[Job] Determine the number of lines in the data that include the word "neighbour", and write only that number.

===== Input

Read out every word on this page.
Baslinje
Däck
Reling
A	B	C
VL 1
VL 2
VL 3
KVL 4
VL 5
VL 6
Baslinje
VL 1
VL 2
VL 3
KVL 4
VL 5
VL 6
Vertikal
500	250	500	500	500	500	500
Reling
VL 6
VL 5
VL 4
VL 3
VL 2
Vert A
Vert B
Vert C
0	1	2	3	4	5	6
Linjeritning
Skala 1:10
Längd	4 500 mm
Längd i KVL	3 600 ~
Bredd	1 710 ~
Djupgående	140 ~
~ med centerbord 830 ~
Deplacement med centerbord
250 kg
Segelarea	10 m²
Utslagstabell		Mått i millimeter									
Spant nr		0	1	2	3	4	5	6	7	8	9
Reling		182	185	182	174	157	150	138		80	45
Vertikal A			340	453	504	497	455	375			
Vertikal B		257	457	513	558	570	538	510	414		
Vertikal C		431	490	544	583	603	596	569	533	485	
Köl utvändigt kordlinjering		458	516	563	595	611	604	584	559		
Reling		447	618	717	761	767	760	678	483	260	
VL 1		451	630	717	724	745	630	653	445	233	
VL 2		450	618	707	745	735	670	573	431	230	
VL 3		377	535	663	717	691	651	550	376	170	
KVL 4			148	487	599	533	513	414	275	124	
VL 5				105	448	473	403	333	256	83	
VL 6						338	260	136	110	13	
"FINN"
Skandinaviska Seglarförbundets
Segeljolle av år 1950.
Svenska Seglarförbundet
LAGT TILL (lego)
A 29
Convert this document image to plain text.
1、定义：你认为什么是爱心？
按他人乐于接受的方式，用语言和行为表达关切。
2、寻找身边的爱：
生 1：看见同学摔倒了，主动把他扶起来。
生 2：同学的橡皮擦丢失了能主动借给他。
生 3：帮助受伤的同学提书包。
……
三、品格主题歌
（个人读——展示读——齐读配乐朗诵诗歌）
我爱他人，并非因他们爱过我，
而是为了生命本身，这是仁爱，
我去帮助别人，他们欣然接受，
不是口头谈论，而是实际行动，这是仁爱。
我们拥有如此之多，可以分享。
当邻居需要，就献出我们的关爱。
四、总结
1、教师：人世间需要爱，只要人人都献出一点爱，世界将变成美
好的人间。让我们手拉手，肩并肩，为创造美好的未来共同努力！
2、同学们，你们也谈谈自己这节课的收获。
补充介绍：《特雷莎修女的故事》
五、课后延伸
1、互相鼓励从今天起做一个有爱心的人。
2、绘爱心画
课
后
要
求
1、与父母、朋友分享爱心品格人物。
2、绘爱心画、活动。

==========
===== Input

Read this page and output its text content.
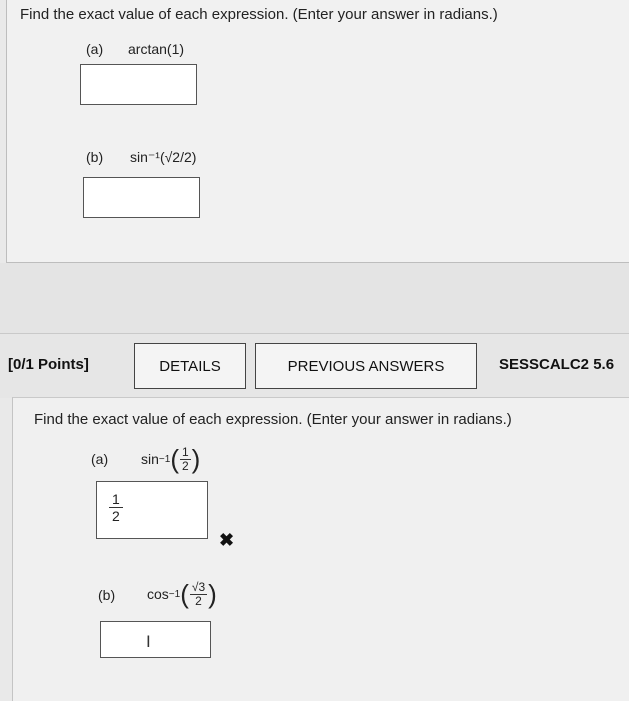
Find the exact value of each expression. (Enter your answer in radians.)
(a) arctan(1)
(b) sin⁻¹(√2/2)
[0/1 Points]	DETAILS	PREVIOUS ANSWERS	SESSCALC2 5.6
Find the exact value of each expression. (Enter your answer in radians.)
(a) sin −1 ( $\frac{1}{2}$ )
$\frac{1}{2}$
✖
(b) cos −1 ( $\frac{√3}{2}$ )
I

==========
===== Input

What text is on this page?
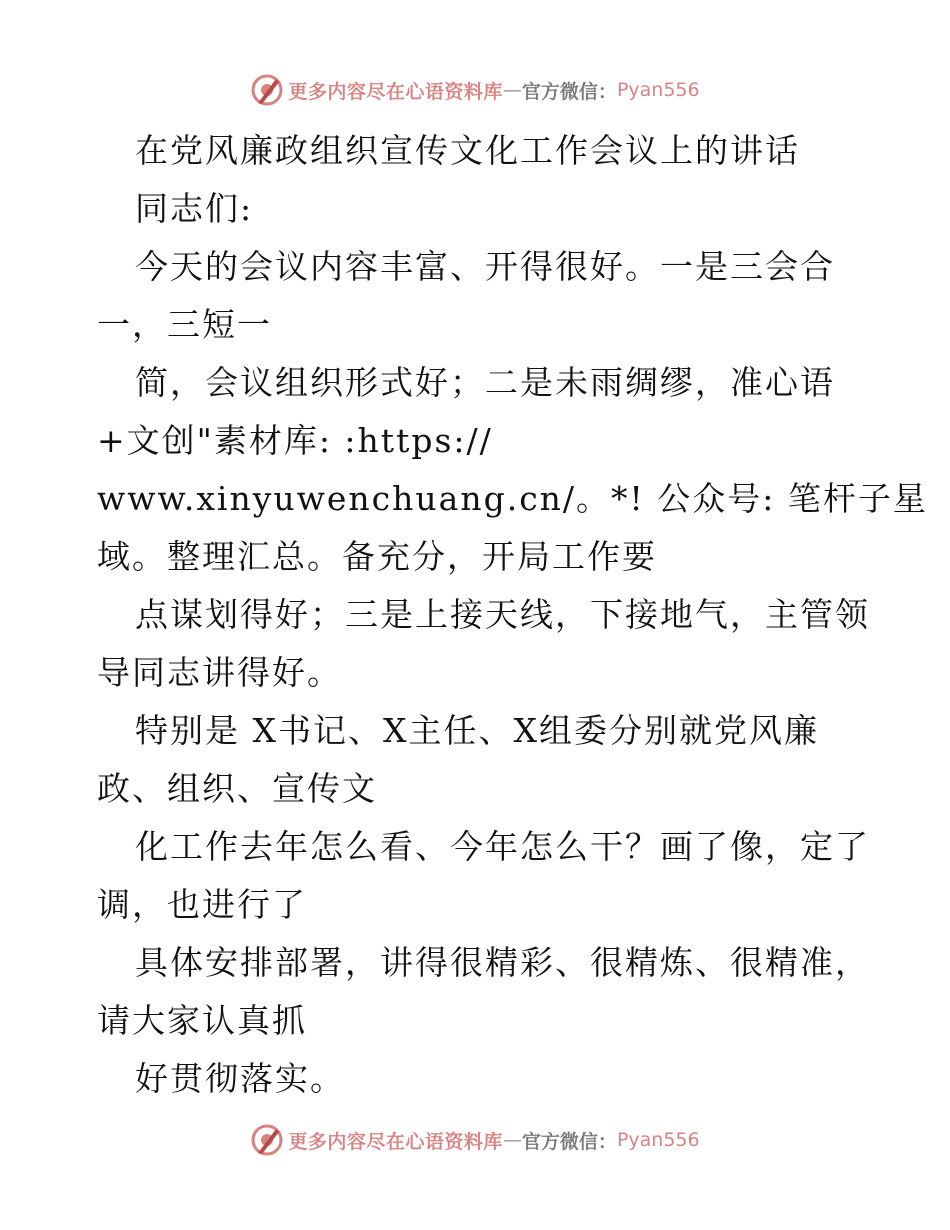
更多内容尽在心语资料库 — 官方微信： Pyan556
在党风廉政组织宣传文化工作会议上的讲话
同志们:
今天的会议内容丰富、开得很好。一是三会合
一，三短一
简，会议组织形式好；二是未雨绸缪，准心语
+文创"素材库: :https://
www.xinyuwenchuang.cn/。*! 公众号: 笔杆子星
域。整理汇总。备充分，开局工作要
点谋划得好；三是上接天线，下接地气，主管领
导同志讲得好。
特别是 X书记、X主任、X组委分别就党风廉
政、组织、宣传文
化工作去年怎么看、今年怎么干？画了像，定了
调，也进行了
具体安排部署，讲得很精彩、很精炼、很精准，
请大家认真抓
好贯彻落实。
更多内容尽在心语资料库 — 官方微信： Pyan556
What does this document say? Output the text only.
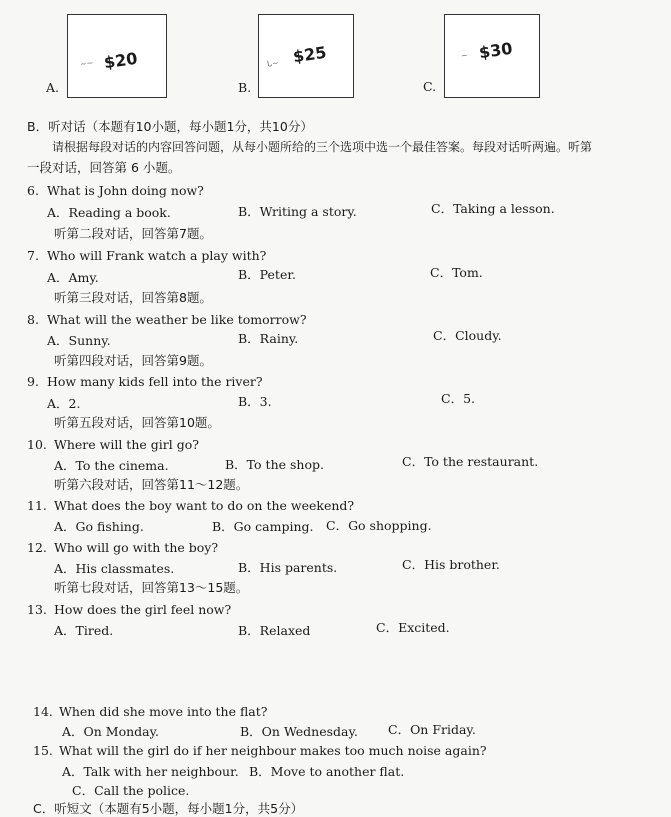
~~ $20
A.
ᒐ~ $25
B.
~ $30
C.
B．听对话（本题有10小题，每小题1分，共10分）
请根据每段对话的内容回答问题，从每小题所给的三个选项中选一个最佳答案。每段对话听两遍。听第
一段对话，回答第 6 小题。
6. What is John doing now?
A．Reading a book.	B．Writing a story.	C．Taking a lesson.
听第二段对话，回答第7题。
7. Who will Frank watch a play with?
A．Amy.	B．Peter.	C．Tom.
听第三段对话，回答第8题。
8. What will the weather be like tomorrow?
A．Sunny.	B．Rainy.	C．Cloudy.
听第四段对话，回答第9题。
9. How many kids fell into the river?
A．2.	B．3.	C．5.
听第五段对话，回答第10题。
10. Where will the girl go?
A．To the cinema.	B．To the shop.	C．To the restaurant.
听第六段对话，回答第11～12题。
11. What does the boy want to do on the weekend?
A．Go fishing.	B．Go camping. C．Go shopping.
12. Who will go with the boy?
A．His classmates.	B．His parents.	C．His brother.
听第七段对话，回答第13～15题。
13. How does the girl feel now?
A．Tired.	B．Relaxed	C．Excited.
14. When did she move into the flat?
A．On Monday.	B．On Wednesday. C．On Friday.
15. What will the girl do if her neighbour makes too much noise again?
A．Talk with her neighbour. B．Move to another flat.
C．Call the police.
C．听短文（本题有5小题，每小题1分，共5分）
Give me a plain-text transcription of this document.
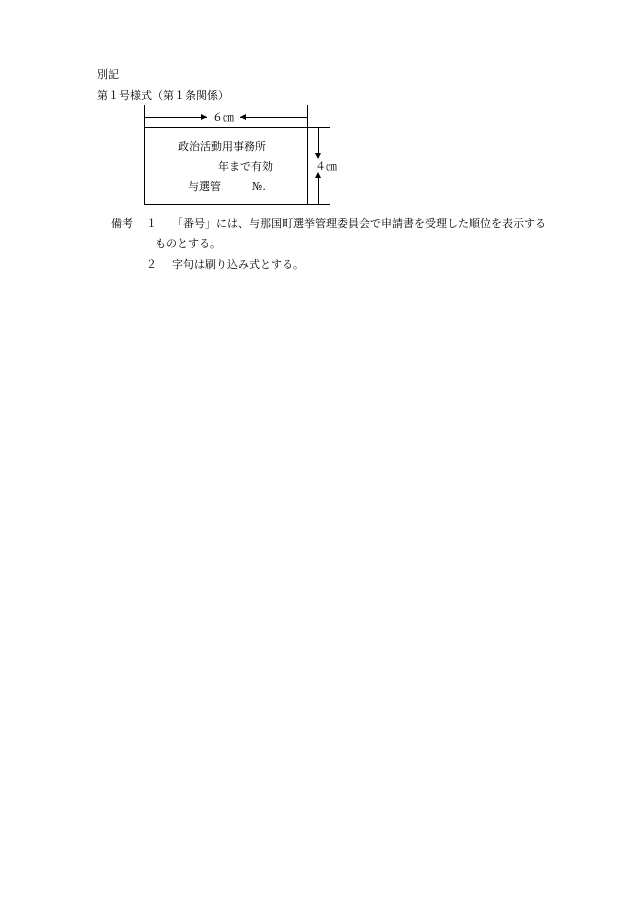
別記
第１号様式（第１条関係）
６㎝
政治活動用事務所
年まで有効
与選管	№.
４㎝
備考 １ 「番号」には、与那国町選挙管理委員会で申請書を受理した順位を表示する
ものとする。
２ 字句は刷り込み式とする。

==========

[Final result] 2